==== PROVIDED RECORDS ====
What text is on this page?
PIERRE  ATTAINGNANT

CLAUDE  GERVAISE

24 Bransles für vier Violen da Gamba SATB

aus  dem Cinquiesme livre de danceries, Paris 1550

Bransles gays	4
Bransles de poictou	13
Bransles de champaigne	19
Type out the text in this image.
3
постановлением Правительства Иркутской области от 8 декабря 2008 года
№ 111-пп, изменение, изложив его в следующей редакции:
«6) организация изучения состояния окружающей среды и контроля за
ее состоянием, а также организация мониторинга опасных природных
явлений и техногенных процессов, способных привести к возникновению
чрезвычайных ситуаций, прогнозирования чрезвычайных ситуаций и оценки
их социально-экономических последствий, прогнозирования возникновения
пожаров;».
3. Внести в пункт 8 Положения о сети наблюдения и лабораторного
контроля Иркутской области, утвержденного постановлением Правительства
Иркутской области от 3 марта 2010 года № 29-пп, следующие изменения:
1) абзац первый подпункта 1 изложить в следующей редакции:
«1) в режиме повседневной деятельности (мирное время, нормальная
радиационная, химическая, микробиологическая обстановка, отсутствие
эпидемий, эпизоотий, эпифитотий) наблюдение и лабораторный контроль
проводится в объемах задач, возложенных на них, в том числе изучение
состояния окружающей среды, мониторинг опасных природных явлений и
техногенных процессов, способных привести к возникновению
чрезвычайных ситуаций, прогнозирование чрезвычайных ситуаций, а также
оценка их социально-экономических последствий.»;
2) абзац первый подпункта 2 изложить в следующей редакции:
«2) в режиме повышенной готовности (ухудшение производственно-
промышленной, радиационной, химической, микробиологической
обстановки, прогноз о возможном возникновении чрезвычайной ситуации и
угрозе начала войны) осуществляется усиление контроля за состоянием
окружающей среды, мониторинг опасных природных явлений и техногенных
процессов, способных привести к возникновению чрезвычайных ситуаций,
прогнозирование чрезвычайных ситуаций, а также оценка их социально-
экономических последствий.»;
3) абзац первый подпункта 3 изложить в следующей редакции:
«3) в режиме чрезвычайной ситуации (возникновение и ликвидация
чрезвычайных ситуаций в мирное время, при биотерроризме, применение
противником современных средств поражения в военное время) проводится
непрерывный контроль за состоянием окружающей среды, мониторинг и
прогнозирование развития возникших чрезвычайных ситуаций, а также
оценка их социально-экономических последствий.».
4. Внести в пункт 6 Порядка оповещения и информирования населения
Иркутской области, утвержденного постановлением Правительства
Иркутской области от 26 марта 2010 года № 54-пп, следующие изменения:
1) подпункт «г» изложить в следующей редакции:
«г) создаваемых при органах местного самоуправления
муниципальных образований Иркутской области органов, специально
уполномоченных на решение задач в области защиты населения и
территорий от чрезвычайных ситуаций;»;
====
- _TASK STATEMENT_:
Write every record out again, unaltered.

- _WORKED ANSWER_:
What text is on this page?
PIERRE  ATTAINGNANT

CLAUDE  GERVAISE

24 Bransles für vier Violen da Gamba SATB

aus  dem Cinquiesme livre de danceries, Paris 1550

Bransles gays	4
Bransles de poictou	13
Bransles de champaigne	19
Type out the text in this image.
3
постановлением Правительства Иркутской области от 8 декабря 2008 года
№ 111-пп, изменение, изложив его в следующей редакции:
«6) организация изучения состояния окружающей среды и контроля за
ее состоянием, а также организация мониторинга опасных природных
явлений и техногенных процессов, способных привести к возникновению
чрезвычайных ситуаций, прогнозирования чрезвычайных ситуаций и оценки
их социально-экономических последствий, прогнозирования возникновения
пожаров;».
3. Внести в пункт 8 Положения о сети наблюдения и лабораторного
контроля Иркутской области, утвержденного постановлением Правительства
Иркутской области от 3 марта 2010 года № 29-пп, следующие изменения:
1) абзац первый подпункта 1 изложить в следующей редакции:
«1) в режиме повседневной деятельности (мирное время, нормальная
радиационная, химическая, микробиологическая обстановка, отсутствие
эпидемий, эпизоотий, эпифитотий) наблюдение и лабораторный контроль
проводится в объемах задач, возложенных на них, в том числе изучение
состояния окружающей среды, мониторинг опасных природных явлений и
техногенных процессов, способных привести к возникновению
чрезвычайных ситуаций, прогнозирование чрезвычайных ситуаций, а также
оценка их социально-экономических последствий.»;
2) абзац первый подпункта 2 изложить в следующей редакции:
«2) в режиме повышенной готовности (ухудшение производственно-
промышленной, радиационной, химической, микробиологической
обстановки, прогноз о возможном возникновении чрезвычайной ситуации и
угрозе начала войны) осуществляется усиление контроля за состоянием
окружающей среды, мониторинг опасных природных явлений и техногенных
процессов, способных привести к возникновению чрезвычайных ситуаций,
прогнозирование чрезвычайных ситуаций, а также оценка их социально-
экономических последствий.»;
3) абзац первый подпункта 3 изложить в следующей редакции:
«3) в режиме чрезвычайной ситуации (возникновение и ликвидация
чрезвычайных ситуаций в мирное время, при биотерроризме, применение
противником современных средств поражения в военное время) проводится
непрерывный контроль за состоянием окружающей среды, мониторинг и
прогнозирование развития возникших чрезвычайных ситуаций, а также
оценка их социально-экономических последствий.».
4. Внести в пункт 6 Порядка оповещения и информирования населения
Иркутской области, утвержденного постановлением Правительства
Иркутской области от 26 марта 2010 года № 54-пп, следующие изменения:
1) подпункт «г» изложить в следующей редакции:
«г) создаваемых при органах местного самоуправления
муниципальных образований Иркутской области органов, специально
уполномоченных на решение задач в области защиты населения и
территорий от чрезвычайных ситуаций;»;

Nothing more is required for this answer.